節選:
++++++++

熒光粒子注射后等待時間的研究發現,雖然不同兔子存在個體差異,但 13 h 后,所有兔眼中的熒光粒子已完全均勻擴散在前房中,符合實驗需求的最佳測試狀態,因此確定 13 h 為最佳等待時間。
綜合考慮,最終的熒光粒子注射方案如下:用哈密爾頓微量進樣器從角鞏膜緣下方扎進眼后房,將針尖緩慢移至虹膜下方,先抽出 15 μL 房水,再用同樣方法將 15 μL 熒光粒子溶液從虹膜下方處緩慢注入眼前房,輕輕晃動并按揉眼球,使熒光粒子與房水混合充分。注入完畢后,將兔放回等待 13 h,使粒子借助房水循環充分分布在前房后,再進行在體 PIV 測量實驗,最終粒子在兔眼中的分布如圖 2 所示。
圖2
注射粒子 13 h 后兔眼中的粒子分布
Figure2.
Particle distribution in rabbit eye 13 h after injection
2.2 折射成像變形矯正
使用加蓋填滿超聲耦合膠的方形玻璃槽進行拍攝,效果與直接測試結果對比,并計算出渦量如圖 3 所示。可以看到,加蓋后的照片中前房的面積更大,形狀與真實形狀更為接近,并且粒子更加清晰。此外,通過圖 3 的渦量圖還可以看到加蓋后的測試結果中,流場被測量到的面積更大,缺失部分更少,更能反映真實流場情況。由于角膜具有親水性,加方形槽大約 10 min 后就會影響角膜透明度,因此測試應當在此時間內完成。
圖3
PIV 設備拍攝的照片及生成的渦量圖
Figure3.
Photograph taken by PIV and vorticity diagram generated by PIV
2.3 呼吸位移的抵消
采用最大互信息圖像校準算法校準效果如圖 4 所示,經此校準后其兩張圖片之間的整體位移變小,消除了很大一部分因呼吸帶來的位移影響,在分辨率為 2 048 × 2 048,像素為 72 dpi 的圖像中,此部分影響約為 10 個像素點,且多為斜向位移。

++++++++

待審資料:

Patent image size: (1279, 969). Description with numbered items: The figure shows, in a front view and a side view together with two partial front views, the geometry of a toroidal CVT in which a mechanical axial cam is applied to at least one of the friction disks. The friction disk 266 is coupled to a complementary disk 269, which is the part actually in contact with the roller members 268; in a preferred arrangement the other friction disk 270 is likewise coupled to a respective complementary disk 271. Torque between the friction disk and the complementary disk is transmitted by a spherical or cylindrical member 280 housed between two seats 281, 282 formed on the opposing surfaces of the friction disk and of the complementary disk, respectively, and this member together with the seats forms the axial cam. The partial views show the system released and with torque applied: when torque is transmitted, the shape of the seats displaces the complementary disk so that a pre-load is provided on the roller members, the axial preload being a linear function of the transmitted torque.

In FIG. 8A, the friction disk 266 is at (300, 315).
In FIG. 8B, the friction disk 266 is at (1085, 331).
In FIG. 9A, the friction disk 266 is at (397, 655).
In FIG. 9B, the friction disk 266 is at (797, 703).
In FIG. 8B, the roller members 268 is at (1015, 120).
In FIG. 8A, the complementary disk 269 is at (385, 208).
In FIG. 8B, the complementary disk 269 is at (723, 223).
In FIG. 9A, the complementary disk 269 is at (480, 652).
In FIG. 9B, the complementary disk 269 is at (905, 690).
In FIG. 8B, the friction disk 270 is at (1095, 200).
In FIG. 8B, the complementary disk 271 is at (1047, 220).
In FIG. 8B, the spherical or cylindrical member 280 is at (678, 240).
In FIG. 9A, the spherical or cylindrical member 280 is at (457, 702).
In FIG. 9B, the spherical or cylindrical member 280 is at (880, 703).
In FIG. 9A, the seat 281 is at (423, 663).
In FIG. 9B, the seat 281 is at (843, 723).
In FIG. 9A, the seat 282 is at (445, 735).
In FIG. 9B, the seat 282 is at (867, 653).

++++++++

練習任務:
[1] 根據兔眼 PIV 測量的節選,加蓋方形玻璃槽後的測試應在多長時間內完成?原文給出的原因是什麼?
[2] 請續寫兔眼 PIV 測量的節選,從最後一句之後接著寫一段。

參考答案:
[1] 應在約 10 min 內完成,因為角膜具有親水性,加方形槽約 10 min 後就會影響角膜透明度。

[2]
圖4
兔眼流場的校正效果對比
Figure4.
Comparison of correction effect for rabbit eye flow field
2.4 實驗效果檢驗
對 5 只急性高眼壓造模成功的兔子雙眼進行 PIV 測試。測試結束后,只有一號兔左眼、二號兔雙眼、三號兔右眼、四號兔右眼、五號兔右眼共計 6 只眼球可以得到 PIV 測試結果,其他 4 只眼球中都發生了粒子貼壁或者角膜模糊以至于無法得到 PIV 測試結果,方法成功率為 60%。
以五號兔為例,從 0~90 s 之間每 10 s 計算一次流場,計算結果如圖 5、圖 6 所示。
圖5
五號兔右眼 0 s 流場
Figure5.
Flow field in the right eye of rabbit No.5 at 0 s
圖6
五號兔右眼 90 s 內流場
Figure6.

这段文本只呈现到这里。